Items listed in a dataset:
****************************************

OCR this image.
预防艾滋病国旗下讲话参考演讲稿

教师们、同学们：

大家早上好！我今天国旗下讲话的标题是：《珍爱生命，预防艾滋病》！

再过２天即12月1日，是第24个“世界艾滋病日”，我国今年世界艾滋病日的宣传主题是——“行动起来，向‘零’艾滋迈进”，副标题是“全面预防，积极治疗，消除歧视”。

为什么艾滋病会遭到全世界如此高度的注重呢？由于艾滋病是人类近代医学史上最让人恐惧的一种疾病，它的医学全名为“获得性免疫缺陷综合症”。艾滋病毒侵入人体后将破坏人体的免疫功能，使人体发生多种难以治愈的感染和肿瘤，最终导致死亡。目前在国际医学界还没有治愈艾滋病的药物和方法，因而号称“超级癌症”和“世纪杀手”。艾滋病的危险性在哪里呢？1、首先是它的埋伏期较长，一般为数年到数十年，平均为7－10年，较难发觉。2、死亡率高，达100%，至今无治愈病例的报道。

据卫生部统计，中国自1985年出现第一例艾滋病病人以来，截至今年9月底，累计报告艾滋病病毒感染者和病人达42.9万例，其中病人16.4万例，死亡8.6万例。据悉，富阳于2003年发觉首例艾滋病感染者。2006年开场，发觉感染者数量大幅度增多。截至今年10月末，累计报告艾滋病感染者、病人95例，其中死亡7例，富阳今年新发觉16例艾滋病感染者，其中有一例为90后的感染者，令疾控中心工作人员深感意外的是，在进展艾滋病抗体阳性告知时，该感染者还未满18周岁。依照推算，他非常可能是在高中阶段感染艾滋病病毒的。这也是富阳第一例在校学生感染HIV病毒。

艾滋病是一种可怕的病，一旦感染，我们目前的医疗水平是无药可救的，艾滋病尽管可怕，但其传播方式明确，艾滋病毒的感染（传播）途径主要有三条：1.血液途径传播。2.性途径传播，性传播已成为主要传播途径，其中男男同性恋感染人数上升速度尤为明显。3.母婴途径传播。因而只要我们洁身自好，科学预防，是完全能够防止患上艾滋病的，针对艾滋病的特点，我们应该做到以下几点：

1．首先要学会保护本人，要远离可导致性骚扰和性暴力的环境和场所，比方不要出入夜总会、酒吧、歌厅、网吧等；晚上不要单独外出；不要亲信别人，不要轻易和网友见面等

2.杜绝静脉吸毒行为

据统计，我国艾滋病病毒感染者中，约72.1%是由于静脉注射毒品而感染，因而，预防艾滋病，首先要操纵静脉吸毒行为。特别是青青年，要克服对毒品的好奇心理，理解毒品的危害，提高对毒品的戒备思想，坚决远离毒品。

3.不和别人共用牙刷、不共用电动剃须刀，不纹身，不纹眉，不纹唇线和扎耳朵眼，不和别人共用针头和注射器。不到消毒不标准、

****************************************

## WRITTEN INSTRUCTION
Reproduce each entry word for word.

## THE REPLY
OCR this image.
预防艾滋病国旗下讲话参考演讲稿

教师们、同学们：

大家早上好！我今天国旗下讲话的标题是：《珍爱生命，预防艾滋病》！

再过２天即12月1日，是第24个“世界艾滋病日”，我国今年世界艾滋病日的宣传主题是——“行动起来，向‘零’艾滋迈进”，副标题是“全面预防，积极治疗，消除歧视”。

为什么艾滋病会遭到全世界如此高度的注重呢？由于艾滋病是人类近代医学史上最让人恐惧的一种疾病，它的医学全名为“获得性免疫缺陷综合症”。艾滋病毒侵入人体后将破坏人体的免疫功能，使人体发生多种难以治愈的感染和肿瘤，最终导致死亡。目前在国际医学界还没有治愈艾滋病的药物和方法，因而号称“超级癌症”和“世纪杀手”。艾滋病的危险性在哪里呢？1、首先是它的埋伏期较长，一般为数年到数十年，平均为7－10年，较难发觉。2、死亡率高，达100%，至今无治愈病例的报道。

据卫生部统计，中国自1985年出现第一例艾滋病病人以来，截至今年9月底，累计报告艾滋病病毒感染者和病人达42.9万例，其中病人16.4万例，死亡8.6万例。据悉，富阳于2003年发觉首例艾滋病感染者。2006年开场，发觉感染者数量大幅度增多。截至今年10月末，累计报告艾滋病感染者、病人95例，其中死亡7例，富阳今年新发觉16例艾滋病感染者，其中有一例为90后的感染者，令疾控中心工作人员深感意外的是，在进展艾滋病抗体阳性告知时，该感染者还未满18周岁。依照推算，他非常可能是在高中阶段感染艾滋病病毒的。这也是富阳第一例在校学生感染HIV病毒。

艾滋病是一种可怕的病，一旦感染，我们目前的医疗水平是无药可救的，艾滋病尽管可怕，但其传播方式明确，艾滋病毒的感染（传播）途径主要有三条：1.血液途径传播。2.性途径传播，性传播已成为主要传播途径，其中男男同性恋感染人数上升速度尤为明显。3.母婴途径传播。因而只要我们洁身自好，科学预防，是完全能够防止患上艾滋病的，针对艾滋病的特点，我们应该做到以下几点：

1．首先要学会保护本人，要远离可导致性骚扰和性暴力的环境和场所，比方不要出入夜总会、酒吧、歌厅、网吧等；晚上不要单独外出；不要亲信别人，不要轻易和网友见面等

2.杜绝静脉吸毒行为

据统计，我国艾滋病病毒感染者中，约72.1%是由于静脉注射毒品而感染，因而，预防艾滋病，首先要操纵静脉吸毒行为。特别是青青年，要克服对毒品的好奇心理，理解毒品的危害，提高对毒品的戒备思想，坚决远离毒品。

3.不和别人共用牙刷、不共用电动剃须刀，不纹身，不纹眉，不纹唇线和扎耳朵眼，不和别人共用针头和注射器。不到消毒不标准、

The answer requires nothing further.